begin Given entries

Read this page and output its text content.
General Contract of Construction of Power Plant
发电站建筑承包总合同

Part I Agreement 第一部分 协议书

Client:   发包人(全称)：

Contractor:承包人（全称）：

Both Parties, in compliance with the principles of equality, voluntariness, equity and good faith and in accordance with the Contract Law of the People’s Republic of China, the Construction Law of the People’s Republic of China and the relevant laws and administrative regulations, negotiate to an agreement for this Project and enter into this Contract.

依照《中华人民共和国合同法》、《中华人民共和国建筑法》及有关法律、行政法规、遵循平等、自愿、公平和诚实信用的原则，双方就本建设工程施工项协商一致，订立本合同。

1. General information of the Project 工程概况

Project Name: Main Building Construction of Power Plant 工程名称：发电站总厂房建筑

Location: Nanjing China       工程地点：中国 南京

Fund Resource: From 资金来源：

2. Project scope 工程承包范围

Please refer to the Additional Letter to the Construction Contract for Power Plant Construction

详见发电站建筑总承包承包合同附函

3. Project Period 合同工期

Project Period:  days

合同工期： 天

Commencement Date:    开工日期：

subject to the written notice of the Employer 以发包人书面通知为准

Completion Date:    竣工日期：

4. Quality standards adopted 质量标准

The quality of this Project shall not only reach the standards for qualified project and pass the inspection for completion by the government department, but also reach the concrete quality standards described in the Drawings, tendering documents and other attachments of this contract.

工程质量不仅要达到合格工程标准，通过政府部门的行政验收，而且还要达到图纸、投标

end Given entries

### Requirement
What is the number of lines holding the word "Plant"? State it alone.

### The reply
3